---------- Given data

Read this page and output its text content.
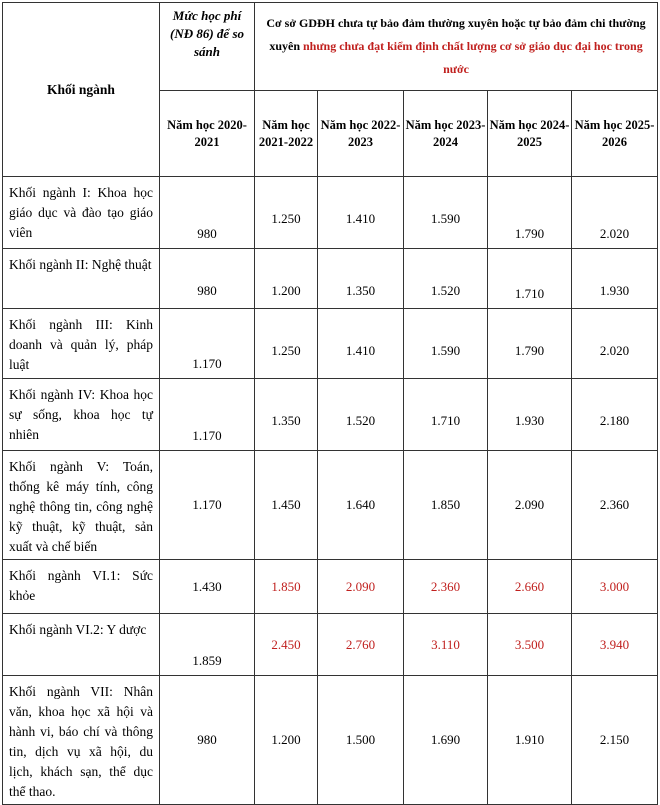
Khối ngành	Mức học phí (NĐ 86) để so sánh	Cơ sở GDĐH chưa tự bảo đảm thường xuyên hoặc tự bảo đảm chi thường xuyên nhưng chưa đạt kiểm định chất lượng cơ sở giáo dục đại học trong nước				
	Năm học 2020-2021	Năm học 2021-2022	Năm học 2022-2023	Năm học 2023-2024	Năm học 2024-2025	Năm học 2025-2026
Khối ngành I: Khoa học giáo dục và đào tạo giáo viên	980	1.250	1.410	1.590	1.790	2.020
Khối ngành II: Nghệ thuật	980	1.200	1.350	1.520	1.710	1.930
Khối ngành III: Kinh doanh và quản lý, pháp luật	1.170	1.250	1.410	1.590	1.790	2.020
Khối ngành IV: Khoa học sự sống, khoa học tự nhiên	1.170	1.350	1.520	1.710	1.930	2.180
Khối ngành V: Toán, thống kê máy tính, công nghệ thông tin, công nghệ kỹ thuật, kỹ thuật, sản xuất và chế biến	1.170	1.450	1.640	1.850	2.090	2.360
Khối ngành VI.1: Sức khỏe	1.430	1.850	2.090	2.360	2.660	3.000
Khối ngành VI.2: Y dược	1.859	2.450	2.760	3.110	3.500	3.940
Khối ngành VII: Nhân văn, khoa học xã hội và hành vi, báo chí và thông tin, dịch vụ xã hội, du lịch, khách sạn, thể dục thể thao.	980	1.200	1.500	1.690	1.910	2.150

--------------------
---------- Given data

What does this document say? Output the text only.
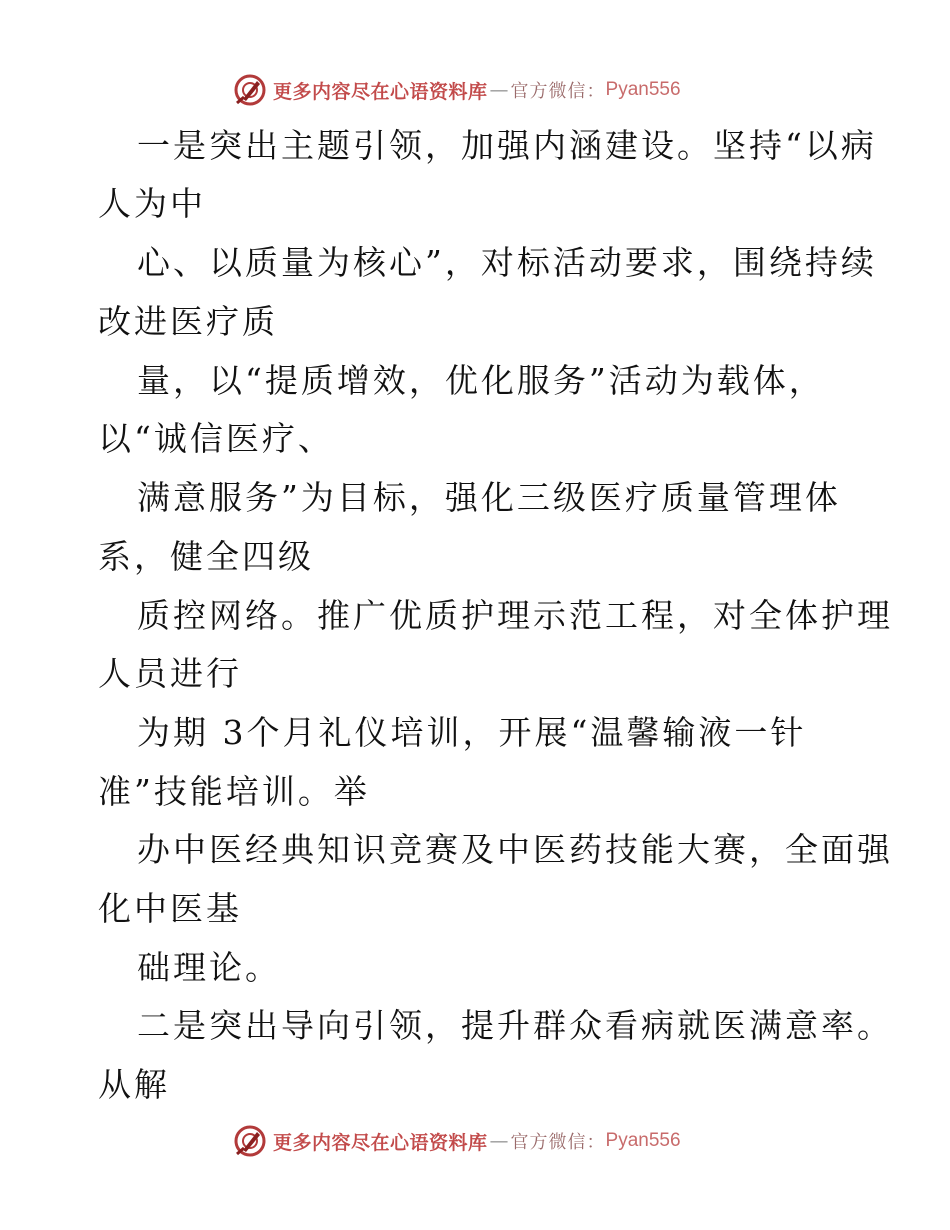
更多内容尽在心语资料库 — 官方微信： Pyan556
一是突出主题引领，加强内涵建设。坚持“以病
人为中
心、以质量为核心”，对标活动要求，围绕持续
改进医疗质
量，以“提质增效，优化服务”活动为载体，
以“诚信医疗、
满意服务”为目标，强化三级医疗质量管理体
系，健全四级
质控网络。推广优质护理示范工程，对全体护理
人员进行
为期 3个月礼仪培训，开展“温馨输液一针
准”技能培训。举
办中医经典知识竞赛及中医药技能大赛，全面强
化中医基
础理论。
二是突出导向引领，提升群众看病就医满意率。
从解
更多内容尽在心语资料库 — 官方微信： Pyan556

--------------------

◆ Task description
Search the listing for the word "this" and return each line that holds it.

◆ Solution to the problem
Read this page and output its text content.
What does this document say? Output the text only.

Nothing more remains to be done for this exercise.